[Stored records]
· · · · ·

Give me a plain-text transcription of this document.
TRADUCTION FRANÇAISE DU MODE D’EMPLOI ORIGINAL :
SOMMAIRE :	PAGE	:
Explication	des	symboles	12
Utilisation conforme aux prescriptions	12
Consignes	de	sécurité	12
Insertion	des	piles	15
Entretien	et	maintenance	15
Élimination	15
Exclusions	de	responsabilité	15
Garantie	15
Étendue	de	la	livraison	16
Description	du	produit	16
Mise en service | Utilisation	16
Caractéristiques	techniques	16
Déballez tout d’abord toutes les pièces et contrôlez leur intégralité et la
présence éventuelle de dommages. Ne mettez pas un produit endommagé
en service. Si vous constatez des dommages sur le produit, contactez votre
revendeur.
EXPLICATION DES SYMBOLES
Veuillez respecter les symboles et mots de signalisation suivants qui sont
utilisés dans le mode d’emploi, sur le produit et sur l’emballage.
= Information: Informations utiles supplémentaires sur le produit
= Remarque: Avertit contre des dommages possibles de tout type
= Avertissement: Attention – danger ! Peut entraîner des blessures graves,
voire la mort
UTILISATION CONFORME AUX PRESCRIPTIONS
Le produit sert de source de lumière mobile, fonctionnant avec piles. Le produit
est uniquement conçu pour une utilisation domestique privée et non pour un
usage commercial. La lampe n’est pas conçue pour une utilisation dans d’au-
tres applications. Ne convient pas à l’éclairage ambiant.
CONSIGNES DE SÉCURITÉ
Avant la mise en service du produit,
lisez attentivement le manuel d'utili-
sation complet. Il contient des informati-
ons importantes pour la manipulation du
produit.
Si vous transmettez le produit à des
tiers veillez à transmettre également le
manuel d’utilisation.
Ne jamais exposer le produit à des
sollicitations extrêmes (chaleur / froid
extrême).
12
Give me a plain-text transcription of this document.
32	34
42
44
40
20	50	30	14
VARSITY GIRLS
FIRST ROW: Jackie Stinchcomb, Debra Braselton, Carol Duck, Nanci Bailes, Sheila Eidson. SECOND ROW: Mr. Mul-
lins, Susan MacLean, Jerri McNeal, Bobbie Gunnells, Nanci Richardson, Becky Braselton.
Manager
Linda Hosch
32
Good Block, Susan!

· · · · ·

= Problem details =
Copy each line of the data exactly, leaving nothing out.

= Result for this exercise =
Give me a plain-text transcription of this document.
TRADUCTION FRANÇAISE DU MODE D’EMPLOI ORIGINAL :
SOMMAIRE :	PAGE	:
Explication	des	symboles	12
Utilisation conforme aux prescriptions	12
Consignes	de	sécurité	12
Insertion	des	piles	15
Entretien	et	maintenance	15
Élimination	15
Exclusions	de	responsabilité	15
Garantie	15
Étendue	de	la	livraison	16
Description	du	produit	16
Mise en service | Utilisation	16
Caractéristiques	techniques	16
Déballez tout d’abord toutes les pièces et contrôlez leur intégralité et la
présence éventuelle de dommages. Ne mettez pas un produit endommagé
en service. Si vous constatez des dommages sur le produit, contactez votre
revendeur.
EXPLICATION DES SYMBOLES
Veuillez respecter les symboles et mots de signalisation suivants qui sont
utilisés dans le mode d’emploi, sur le produit et sur l’emballage.
= Information: Informations utiles supplémentaires sur le produit
= Remarque: Avertit contre des dommages possibles de tout type
= Avertissement: Attention – danger ! Peut entraîner des blessures graves,
voire la mort
UTILISATION CONFORME AUX PRESCRIPTIONS
Le produit sert de source de lumière mobile, fonctionnant avec piles. Le produit
est uniquement conçu pour une utilisation domestique privée et non pour un
usage commercial. La lampe n’est pas conçue pour une utilisation dans d’au-
tres applications. Ne convient pas à l’éclairage ambiant.
CONSIGNES DE SÉCURITÉ
Avant la mise en service du produit,
lisez attentivement le manuel d'utili-
sation complet. Il contient des informati-
ons importantes pour la manipulation du
produit.
Si vous transmettez le produit à des
tiers veillez à transmettre également le
manuel d’utilisation.
Ne jamais exposer le produit à des
sollicitations extrêmes (chaleur / froid
extrême).
12
Give me a plain-text transcription of this document.
32	34
42
44
40
20	50	30	14
VARSITY GIRLS
FIRST ROW: Jackie Stinchcomb, Debra Braselton, Carol Duck, Nanci Bailes, Sheila Eidson. SECOND ROW: Mr. Mul-
lins, Susan MacLean, Jerri McNeal, Bobbie Gunnells, Nanci Richardson, Becky Braselton.
Manager
Linda Hosch
32
Good Block, Susan!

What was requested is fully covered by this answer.